Exercise aim: Please copy every line of the records below that holds the word "type".
————————
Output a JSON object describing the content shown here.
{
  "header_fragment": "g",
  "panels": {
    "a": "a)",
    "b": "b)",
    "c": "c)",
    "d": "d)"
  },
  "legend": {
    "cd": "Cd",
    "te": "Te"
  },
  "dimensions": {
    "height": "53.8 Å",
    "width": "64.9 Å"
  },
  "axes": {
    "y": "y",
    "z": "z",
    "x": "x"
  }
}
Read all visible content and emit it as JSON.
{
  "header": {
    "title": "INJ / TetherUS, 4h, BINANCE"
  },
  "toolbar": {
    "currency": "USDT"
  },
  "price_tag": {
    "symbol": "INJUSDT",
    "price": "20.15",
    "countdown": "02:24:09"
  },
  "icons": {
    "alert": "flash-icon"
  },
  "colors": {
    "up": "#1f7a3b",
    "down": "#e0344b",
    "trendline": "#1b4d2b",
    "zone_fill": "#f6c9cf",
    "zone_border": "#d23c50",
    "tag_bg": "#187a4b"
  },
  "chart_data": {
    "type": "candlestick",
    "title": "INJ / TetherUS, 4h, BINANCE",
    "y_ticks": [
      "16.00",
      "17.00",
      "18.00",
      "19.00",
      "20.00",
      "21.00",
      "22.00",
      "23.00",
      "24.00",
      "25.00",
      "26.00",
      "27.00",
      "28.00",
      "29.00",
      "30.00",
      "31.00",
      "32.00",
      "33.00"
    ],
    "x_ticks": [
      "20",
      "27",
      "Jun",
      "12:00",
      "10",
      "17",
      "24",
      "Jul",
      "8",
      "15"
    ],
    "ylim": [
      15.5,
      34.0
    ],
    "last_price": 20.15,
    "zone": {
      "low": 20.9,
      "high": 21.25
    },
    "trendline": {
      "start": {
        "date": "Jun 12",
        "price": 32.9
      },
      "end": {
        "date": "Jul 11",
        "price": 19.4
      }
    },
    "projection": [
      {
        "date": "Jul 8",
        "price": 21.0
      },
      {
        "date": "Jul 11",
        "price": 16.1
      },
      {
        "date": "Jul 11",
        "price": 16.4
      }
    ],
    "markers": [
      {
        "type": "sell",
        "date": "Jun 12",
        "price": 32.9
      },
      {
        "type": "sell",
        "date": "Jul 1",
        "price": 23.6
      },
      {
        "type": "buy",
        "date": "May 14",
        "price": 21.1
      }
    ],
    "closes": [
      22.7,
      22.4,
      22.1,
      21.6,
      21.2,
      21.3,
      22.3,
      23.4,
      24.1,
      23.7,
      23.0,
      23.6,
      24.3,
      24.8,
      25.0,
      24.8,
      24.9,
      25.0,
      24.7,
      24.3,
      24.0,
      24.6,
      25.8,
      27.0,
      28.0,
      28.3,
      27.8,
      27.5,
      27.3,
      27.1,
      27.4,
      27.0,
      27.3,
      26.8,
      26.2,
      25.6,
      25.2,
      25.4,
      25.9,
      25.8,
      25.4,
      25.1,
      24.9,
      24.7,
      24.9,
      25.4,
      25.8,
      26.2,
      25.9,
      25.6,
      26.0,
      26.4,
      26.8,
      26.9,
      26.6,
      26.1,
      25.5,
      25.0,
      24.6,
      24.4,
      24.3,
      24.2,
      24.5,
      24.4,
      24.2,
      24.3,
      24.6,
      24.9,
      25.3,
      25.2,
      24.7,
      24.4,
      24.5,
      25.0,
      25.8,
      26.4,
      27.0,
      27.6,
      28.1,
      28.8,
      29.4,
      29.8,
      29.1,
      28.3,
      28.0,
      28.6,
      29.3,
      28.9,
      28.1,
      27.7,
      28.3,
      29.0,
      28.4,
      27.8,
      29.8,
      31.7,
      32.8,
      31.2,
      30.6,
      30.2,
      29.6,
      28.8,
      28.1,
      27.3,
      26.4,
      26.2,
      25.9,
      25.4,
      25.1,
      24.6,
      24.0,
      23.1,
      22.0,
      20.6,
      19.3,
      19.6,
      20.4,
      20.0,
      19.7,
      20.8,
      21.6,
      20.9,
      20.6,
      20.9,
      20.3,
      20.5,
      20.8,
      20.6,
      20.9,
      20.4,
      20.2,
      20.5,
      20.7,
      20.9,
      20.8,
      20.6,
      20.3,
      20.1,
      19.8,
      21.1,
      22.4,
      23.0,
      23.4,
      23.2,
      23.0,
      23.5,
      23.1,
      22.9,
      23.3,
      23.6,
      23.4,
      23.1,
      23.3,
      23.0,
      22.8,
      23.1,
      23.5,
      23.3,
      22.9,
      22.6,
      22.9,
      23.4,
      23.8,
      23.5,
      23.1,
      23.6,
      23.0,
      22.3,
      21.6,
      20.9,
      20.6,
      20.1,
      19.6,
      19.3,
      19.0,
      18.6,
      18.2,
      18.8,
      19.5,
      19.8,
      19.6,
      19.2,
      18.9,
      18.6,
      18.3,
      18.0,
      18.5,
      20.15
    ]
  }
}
————————
Worked solution:
    "type": "candlestick",
        "type": "sell",
        "type": "sell",
        "type": "buy",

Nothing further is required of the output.